● **Goal of the exercise**:
Tally every line featuring "JSON", then give that tally alone.

--- begin The input ---

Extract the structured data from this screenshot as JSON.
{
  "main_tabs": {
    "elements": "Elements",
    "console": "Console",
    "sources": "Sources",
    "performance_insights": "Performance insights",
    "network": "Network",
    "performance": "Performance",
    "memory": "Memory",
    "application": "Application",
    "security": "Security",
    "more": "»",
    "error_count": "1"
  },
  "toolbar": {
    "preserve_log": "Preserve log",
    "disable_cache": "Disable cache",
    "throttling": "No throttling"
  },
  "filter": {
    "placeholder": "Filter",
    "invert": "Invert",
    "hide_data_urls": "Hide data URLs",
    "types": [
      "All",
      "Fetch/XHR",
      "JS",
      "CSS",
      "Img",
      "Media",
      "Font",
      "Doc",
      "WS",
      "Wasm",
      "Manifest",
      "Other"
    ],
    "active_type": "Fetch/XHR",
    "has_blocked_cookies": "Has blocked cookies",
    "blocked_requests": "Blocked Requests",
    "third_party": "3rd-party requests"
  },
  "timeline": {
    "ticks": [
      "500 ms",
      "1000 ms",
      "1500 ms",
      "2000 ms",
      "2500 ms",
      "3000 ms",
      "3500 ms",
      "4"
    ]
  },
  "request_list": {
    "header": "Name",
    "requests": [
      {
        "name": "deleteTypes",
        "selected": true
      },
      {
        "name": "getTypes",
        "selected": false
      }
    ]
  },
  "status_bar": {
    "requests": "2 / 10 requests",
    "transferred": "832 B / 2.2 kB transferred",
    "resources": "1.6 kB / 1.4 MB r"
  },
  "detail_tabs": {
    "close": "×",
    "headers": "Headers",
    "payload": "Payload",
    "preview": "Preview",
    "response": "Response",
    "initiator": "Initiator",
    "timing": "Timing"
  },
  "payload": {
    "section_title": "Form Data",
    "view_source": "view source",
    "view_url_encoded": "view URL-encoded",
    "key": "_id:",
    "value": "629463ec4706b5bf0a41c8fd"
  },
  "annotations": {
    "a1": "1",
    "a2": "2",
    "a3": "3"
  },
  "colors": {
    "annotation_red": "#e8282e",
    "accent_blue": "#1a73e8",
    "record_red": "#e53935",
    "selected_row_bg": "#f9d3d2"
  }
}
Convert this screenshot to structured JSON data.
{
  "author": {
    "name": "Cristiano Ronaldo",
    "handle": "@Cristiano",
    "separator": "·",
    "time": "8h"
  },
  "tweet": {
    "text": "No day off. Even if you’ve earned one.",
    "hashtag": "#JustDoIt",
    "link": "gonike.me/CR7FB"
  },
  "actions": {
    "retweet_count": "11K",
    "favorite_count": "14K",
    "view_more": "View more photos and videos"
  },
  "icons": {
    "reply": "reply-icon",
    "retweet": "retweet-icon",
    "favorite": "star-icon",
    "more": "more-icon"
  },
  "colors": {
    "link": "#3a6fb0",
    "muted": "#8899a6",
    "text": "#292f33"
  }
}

--- end The input ---

● **Written response**:
2